Extracted data entries
## Begin
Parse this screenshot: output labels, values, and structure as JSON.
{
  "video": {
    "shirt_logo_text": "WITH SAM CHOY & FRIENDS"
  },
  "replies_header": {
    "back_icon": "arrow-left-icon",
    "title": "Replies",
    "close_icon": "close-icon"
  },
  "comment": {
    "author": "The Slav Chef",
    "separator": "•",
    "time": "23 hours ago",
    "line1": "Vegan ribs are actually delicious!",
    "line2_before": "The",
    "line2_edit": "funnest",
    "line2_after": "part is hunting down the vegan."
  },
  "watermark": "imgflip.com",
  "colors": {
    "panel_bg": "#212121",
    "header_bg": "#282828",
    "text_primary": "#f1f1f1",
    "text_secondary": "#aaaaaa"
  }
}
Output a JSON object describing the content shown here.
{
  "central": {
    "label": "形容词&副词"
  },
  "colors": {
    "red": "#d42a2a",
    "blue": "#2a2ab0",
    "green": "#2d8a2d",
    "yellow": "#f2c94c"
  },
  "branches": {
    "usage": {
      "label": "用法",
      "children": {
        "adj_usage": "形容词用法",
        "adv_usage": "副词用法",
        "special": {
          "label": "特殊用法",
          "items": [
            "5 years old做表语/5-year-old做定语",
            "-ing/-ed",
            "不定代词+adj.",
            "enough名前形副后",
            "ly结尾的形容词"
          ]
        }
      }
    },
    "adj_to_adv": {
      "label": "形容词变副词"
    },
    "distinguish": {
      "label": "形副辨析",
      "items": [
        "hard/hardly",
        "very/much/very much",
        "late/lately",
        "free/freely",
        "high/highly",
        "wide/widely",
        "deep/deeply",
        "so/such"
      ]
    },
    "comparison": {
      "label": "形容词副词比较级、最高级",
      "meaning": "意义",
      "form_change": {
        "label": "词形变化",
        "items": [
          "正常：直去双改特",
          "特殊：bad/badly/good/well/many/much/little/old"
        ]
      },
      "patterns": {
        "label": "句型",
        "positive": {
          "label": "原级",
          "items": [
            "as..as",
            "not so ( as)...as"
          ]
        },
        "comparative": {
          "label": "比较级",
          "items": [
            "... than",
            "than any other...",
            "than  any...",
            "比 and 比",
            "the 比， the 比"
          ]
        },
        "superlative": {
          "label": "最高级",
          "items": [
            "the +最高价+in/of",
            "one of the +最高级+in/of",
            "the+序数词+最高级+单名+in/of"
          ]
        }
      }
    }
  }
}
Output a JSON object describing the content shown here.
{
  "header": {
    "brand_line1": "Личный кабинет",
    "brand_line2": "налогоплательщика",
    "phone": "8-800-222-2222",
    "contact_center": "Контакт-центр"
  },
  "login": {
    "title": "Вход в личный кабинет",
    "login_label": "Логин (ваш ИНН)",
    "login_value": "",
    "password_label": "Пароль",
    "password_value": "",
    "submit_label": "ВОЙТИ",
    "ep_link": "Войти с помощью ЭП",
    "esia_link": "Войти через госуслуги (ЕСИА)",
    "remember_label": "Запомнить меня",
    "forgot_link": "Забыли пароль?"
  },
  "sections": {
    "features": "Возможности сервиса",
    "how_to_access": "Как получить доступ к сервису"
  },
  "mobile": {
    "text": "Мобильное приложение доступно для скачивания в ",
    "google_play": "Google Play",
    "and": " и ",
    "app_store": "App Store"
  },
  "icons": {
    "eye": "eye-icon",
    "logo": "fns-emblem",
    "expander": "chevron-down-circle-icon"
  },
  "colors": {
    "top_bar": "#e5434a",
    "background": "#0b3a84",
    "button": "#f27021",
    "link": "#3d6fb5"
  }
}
## End
### Stated exercise
Reply with the number of lines in the data that include the string "much" and nothing else.

### Solution for this task
2